**PROMPT:**
Transcribe the rows verbatim, beginning with the first one and continuing through the line containing "718, 716, 734]".
— BEGIN EXTRACTED MATERIAL —
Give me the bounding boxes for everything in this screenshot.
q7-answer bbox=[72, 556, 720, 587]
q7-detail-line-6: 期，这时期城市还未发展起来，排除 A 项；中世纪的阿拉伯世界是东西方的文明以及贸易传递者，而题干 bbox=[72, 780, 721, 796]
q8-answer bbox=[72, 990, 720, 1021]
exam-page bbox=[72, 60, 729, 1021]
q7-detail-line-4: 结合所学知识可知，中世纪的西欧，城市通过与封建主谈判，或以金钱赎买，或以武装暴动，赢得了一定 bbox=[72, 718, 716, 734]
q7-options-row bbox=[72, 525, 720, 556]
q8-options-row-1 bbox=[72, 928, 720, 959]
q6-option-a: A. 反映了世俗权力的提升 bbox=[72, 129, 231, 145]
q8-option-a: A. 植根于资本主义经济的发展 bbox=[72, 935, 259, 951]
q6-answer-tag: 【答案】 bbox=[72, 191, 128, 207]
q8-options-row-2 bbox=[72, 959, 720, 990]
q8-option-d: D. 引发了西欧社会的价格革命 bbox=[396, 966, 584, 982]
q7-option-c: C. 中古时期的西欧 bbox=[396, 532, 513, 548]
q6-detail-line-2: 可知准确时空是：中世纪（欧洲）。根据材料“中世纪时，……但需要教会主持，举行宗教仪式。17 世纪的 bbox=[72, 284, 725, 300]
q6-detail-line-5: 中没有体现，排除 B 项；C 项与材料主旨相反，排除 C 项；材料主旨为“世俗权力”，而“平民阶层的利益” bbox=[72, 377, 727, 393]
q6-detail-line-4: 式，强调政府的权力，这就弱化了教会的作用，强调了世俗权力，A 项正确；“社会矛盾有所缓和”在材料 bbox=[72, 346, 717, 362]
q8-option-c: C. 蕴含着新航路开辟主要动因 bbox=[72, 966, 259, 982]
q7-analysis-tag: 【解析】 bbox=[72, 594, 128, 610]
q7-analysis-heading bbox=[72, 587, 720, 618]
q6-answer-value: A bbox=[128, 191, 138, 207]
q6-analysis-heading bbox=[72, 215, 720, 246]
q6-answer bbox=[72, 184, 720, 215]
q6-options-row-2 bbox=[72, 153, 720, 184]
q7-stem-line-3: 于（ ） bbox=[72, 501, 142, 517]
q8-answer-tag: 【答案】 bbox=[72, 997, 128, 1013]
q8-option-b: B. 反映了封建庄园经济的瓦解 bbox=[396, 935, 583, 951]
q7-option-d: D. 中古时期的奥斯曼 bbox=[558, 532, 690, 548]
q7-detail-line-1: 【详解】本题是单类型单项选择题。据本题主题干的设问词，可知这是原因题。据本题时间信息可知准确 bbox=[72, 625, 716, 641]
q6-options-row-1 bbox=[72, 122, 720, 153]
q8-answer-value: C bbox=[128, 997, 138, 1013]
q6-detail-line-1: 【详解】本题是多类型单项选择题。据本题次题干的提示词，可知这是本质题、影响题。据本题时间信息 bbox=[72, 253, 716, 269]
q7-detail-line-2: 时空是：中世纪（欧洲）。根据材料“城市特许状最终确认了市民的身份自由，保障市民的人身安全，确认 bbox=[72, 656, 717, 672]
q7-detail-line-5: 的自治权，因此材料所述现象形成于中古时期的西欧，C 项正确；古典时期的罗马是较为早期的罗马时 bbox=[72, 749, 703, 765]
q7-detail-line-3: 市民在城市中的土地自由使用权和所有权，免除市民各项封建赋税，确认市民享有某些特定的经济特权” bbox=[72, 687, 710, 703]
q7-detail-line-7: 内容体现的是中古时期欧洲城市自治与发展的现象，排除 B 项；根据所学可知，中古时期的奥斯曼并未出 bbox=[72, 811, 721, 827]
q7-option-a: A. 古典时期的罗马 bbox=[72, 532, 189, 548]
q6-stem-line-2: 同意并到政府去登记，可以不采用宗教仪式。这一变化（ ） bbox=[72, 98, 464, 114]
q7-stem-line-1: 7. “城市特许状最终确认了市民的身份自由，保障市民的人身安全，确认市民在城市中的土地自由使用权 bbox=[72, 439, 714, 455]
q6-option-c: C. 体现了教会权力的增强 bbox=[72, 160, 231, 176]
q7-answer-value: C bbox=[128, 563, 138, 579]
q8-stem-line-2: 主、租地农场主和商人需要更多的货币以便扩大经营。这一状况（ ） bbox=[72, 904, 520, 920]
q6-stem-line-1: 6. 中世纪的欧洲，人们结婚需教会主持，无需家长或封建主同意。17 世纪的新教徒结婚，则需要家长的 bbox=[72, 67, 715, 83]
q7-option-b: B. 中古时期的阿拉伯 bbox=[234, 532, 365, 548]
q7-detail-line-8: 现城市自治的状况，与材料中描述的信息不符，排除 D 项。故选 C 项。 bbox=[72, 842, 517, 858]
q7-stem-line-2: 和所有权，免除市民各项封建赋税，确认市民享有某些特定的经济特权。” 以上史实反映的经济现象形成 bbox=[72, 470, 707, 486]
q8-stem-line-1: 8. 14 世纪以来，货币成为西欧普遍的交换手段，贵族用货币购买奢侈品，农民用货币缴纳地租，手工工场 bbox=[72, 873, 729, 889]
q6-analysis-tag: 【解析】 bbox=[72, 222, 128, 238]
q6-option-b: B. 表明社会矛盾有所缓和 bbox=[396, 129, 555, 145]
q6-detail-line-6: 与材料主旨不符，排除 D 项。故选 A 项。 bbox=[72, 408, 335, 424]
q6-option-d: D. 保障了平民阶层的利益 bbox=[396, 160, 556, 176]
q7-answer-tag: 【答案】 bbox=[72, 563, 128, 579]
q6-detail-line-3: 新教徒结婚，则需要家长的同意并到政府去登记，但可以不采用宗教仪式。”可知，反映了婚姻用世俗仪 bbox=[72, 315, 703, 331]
— END EXTRACTED MATERIAL —
**EXERCISE OUTPUT:**
Give me the bounding boxes for everything in this screenshot.
q7-answer bbox=[72, 556, 720, 587]
q7-detail-line-6: 期，这时期城市还未发展起来，排除 A 项；中世纪的阿拉伯世界是东西方的文明以及贸易传递者，而题干 bbox=[72, 780, 721, 796]
q8-answer bbox=[72, 990, 720, 1021]
exam-page bbox=[72, 60, 729, 1021]
q7-detail-line-4: 结合所学知识可知，中世纪的西欧，城市通过与封建主谈判，或以金钱赎买，或以武装暴动，赢得了一定 bbox=[72, 718, 716, 734]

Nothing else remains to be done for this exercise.